■ Task description: What is the number of lines in the entries below that include the word "Thigh"? Provide the number only.

■ Items:
⟨
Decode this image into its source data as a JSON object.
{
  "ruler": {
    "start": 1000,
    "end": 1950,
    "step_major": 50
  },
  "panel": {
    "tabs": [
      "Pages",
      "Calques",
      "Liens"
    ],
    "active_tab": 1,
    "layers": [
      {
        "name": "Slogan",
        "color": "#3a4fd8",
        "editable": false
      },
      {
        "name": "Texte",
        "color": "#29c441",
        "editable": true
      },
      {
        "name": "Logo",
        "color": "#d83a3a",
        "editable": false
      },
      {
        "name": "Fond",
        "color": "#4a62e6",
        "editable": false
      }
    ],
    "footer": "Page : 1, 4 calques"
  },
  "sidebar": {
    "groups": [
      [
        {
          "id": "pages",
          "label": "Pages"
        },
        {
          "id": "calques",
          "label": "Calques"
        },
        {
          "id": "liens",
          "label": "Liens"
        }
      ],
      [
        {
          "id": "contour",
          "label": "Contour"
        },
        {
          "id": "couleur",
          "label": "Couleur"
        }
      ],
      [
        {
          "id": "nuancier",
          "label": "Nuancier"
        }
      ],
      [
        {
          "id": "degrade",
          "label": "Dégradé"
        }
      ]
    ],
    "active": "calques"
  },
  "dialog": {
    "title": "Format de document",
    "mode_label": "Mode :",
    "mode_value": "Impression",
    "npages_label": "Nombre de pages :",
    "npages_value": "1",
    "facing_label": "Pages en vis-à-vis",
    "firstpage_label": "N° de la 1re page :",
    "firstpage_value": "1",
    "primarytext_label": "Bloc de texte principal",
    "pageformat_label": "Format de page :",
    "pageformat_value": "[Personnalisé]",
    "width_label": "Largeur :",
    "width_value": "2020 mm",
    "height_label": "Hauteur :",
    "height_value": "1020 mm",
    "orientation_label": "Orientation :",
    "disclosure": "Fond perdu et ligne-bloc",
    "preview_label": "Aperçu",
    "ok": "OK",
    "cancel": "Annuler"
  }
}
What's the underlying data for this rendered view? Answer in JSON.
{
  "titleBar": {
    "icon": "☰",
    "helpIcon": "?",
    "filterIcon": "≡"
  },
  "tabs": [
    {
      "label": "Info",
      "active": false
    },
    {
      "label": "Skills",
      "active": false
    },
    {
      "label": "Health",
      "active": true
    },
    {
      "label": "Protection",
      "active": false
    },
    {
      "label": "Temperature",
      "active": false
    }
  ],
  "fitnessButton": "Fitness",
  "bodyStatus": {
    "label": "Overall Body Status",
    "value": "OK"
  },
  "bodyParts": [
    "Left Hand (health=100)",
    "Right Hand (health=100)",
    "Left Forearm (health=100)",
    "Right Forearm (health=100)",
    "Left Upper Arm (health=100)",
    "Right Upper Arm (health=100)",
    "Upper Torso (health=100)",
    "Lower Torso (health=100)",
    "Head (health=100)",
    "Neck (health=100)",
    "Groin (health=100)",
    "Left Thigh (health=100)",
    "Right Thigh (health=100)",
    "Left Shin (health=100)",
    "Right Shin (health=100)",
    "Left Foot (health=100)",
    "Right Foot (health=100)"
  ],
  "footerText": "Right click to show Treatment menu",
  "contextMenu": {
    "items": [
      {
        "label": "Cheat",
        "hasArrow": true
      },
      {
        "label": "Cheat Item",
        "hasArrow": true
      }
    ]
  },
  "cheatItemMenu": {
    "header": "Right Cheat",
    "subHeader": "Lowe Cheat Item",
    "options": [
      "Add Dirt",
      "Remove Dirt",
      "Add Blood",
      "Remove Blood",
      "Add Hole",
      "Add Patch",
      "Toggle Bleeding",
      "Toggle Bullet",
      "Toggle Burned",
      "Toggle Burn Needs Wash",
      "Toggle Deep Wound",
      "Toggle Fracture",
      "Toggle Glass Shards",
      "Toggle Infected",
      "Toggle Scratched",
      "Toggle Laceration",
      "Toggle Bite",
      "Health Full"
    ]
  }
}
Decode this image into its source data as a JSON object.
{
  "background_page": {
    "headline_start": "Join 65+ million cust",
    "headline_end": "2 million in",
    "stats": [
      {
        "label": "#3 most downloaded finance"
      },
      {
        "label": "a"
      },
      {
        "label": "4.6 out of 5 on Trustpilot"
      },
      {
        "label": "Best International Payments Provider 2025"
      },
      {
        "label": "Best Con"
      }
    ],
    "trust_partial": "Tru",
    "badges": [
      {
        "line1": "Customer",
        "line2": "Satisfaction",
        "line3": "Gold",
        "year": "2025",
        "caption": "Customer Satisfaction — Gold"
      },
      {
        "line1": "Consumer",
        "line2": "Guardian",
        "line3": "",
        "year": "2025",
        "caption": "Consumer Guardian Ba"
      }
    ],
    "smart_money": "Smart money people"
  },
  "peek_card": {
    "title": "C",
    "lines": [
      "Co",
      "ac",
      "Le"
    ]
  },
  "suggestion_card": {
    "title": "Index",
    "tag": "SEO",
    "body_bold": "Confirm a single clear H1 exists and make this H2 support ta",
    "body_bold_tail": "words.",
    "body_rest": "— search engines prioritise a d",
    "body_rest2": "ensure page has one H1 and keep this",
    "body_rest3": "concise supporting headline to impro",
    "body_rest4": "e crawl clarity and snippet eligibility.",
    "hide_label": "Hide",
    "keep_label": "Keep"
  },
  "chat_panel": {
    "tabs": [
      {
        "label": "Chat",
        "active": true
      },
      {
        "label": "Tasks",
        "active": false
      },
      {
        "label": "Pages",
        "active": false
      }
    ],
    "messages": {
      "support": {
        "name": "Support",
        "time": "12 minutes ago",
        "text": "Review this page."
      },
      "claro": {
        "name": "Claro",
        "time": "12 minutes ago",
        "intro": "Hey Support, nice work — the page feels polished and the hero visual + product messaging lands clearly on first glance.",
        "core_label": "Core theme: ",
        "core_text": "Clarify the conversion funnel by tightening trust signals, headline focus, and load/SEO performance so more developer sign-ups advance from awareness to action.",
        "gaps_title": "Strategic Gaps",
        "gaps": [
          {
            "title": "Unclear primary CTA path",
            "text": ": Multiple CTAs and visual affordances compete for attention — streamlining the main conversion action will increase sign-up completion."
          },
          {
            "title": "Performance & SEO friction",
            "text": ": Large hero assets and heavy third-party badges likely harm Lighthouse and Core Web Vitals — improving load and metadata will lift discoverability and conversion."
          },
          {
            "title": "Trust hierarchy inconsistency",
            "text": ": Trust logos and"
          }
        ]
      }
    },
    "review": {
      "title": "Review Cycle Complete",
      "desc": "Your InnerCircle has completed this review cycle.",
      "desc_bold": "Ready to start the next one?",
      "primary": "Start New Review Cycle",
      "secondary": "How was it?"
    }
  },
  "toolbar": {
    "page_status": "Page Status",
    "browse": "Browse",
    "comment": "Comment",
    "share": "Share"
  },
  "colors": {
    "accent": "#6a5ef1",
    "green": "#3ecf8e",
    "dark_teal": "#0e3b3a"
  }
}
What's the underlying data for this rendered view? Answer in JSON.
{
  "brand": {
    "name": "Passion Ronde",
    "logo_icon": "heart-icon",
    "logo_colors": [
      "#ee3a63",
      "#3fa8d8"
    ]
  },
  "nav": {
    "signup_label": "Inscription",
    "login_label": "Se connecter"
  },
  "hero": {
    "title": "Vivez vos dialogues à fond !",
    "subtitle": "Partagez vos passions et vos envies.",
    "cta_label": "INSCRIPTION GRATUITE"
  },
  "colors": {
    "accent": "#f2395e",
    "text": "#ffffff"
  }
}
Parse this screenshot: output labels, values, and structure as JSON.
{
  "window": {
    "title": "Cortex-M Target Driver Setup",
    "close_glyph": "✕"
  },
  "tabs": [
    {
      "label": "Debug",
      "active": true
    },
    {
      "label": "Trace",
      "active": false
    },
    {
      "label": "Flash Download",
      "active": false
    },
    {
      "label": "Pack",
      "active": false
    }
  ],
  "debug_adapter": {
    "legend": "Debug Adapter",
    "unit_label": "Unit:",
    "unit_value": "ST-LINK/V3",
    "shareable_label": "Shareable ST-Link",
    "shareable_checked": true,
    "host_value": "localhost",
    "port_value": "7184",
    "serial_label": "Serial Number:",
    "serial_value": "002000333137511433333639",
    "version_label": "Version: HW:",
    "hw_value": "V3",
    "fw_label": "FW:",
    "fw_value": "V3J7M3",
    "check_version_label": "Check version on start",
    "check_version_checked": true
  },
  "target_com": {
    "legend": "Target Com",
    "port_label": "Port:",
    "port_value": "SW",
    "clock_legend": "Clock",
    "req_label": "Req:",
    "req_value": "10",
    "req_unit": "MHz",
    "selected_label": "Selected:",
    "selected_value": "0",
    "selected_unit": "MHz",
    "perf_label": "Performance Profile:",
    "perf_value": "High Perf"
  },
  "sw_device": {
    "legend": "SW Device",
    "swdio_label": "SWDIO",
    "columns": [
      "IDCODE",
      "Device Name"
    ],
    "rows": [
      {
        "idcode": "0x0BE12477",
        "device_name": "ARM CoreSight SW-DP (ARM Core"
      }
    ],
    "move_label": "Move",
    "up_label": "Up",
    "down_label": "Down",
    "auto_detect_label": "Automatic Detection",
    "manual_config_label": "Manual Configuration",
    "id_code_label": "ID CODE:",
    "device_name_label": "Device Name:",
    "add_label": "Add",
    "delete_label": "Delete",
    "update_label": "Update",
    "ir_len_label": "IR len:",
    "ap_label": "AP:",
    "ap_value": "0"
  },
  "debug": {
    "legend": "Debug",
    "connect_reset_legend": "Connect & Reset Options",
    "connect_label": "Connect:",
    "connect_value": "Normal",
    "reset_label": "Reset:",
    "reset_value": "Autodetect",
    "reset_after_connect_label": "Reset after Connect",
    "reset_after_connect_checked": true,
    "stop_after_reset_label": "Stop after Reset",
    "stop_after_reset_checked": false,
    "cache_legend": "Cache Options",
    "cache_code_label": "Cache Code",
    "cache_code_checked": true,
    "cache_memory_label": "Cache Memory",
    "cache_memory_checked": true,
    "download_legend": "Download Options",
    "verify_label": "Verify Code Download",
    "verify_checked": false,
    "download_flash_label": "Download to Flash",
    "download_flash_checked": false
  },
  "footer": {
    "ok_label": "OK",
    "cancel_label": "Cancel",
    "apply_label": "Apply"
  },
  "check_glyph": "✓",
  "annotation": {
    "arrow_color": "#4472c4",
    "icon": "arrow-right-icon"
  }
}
⟩
■ Written reply: 2